## What to work on
Only a number is wanted: how many lines in these records contain the word "business"?
start
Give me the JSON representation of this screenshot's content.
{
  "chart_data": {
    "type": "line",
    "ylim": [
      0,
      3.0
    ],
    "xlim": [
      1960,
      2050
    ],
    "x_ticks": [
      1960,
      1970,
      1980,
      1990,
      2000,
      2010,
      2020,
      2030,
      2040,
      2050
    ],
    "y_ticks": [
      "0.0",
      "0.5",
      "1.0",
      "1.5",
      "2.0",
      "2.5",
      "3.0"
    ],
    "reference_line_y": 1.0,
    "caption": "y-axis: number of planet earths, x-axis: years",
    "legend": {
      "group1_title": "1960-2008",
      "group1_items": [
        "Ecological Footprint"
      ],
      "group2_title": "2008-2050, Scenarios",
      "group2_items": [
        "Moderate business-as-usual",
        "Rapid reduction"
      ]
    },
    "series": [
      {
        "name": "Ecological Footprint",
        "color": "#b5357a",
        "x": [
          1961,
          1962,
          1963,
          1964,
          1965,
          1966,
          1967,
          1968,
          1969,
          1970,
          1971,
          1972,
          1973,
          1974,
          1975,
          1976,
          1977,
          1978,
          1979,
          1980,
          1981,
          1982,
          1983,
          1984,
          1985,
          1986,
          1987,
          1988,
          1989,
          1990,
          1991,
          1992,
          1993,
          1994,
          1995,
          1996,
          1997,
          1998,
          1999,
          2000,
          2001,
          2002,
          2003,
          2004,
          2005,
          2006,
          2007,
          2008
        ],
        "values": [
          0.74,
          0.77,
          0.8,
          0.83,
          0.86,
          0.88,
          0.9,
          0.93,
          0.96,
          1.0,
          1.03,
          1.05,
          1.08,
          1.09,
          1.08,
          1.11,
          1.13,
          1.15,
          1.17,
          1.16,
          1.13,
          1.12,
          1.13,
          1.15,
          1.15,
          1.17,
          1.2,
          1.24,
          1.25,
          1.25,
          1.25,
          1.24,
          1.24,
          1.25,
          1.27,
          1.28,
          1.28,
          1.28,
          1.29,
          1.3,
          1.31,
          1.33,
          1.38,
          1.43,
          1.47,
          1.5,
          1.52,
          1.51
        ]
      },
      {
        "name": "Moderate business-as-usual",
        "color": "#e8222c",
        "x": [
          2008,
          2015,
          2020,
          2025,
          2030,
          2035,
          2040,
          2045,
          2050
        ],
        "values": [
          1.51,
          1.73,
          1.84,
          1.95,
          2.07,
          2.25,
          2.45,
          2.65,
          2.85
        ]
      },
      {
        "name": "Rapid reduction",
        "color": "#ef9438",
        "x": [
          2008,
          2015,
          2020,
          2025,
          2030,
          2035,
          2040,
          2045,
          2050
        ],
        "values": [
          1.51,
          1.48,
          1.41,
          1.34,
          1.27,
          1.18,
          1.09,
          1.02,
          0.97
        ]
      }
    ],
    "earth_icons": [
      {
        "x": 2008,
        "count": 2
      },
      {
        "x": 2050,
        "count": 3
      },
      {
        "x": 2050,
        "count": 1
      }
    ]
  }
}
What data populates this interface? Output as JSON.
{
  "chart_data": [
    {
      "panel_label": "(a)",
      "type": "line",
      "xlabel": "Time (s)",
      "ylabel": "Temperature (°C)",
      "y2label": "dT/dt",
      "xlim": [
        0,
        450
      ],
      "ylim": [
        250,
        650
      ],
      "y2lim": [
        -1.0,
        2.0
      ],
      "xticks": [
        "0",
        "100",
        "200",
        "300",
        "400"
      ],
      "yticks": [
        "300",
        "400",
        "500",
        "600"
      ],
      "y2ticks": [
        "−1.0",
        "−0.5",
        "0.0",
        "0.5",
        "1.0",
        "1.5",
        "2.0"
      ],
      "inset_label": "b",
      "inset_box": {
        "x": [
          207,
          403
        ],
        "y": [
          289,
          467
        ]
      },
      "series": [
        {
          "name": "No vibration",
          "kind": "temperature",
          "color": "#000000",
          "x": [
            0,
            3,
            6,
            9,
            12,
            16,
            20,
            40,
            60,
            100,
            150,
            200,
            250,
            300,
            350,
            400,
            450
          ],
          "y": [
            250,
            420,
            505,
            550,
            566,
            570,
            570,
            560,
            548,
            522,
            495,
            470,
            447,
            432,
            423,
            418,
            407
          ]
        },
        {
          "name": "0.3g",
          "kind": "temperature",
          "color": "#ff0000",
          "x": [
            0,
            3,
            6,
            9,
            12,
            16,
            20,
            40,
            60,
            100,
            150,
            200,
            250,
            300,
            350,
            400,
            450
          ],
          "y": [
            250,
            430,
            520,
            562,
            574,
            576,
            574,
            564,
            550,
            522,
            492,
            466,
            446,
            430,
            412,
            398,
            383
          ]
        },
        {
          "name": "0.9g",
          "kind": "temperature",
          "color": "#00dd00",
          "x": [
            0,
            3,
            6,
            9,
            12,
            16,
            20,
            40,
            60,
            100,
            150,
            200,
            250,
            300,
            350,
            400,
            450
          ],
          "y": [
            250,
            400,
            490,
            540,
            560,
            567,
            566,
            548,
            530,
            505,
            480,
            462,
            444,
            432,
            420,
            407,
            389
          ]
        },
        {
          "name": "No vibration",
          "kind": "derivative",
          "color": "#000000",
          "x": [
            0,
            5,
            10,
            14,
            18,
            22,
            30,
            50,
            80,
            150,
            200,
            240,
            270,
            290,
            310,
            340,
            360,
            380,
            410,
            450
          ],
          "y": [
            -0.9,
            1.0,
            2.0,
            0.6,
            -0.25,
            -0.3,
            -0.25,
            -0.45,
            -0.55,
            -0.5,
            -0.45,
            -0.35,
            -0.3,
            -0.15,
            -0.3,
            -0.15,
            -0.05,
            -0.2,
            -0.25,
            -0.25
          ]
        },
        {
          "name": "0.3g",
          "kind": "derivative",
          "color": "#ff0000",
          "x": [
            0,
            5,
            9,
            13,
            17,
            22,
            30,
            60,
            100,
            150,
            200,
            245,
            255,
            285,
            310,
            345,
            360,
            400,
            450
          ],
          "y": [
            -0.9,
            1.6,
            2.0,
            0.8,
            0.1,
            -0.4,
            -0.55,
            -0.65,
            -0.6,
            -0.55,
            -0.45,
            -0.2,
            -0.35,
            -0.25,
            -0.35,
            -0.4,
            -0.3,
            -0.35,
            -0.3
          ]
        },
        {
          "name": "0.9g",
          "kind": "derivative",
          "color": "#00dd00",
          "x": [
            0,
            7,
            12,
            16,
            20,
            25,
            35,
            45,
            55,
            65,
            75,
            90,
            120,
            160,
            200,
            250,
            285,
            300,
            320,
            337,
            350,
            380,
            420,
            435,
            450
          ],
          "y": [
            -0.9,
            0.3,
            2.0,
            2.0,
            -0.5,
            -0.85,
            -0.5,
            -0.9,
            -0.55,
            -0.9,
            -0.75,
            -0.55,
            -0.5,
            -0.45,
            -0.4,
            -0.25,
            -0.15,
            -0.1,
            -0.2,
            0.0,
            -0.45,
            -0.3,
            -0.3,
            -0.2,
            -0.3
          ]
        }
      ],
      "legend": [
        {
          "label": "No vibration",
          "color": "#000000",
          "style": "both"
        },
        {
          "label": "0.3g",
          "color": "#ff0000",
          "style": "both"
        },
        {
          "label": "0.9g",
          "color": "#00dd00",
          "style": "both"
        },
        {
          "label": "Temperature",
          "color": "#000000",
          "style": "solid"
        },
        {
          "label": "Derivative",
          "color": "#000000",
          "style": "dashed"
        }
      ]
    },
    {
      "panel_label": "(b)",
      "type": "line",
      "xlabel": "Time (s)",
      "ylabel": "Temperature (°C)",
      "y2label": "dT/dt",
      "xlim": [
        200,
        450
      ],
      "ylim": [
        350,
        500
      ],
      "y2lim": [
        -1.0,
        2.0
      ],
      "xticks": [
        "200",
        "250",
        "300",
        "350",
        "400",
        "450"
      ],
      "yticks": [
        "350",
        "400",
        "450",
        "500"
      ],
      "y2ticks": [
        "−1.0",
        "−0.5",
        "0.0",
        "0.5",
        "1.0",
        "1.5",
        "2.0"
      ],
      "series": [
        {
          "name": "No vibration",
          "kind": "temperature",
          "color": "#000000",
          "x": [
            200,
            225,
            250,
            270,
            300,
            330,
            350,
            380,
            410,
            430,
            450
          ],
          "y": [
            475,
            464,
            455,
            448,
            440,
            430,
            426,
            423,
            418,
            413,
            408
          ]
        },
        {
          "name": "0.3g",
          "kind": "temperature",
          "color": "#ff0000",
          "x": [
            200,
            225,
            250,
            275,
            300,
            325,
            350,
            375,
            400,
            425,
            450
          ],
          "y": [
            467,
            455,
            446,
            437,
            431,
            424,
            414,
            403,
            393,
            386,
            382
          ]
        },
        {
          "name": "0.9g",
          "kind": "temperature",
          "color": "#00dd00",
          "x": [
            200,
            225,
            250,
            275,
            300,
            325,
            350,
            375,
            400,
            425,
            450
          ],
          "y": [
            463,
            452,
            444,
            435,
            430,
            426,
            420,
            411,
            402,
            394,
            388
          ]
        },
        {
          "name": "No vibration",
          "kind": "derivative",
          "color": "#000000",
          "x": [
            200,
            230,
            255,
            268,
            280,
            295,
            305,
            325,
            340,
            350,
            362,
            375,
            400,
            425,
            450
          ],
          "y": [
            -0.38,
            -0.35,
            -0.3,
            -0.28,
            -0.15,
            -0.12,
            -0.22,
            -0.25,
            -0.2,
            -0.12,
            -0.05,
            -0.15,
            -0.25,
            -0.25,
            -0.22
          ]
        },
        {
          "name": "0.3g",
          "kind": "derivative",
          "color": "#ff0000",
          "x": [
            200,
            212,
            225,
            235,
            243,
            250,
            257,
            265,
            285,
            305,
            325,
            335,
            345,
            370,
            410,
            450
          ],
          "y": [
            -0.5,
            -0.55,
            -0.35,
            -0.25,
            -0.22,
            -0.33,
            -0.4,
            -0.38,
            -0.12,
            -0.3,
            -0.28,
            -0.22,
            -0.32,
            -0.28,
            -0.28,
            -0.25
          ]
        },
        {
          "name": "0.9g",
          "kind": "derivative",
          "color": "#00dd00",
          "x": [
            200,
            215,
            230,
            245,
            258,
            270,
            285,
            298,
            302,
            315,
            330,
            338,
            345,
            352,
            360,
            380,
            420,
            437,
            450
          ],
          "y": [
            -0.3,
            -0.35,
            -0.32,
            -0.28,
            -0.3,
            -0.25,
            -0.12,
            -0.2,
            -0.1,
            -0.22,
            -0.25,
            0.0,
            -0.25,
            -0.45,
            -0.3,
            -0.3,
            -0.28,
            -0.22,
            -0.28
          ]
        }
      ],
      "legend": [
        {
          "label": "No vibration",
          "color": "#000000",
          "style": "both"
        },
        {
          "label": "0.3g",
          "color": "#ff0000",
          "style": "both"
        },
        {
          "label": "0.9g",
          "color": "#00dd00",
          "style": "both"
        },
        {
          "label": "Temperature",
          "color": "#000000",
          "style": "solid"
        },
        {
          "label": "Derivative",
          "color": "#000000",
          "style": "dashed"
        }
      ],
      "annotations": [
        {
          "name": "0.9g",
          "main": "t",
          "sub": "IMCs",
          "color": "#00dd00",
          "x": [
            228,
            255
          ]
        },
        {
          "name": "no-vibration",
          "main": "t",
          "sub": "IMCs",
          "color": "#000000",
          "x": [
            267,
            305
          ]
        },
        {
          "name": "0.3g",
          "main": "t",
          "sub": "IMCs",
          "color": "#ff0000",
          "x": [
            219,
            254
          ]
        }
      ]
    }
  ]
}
end
## Answer for the task
2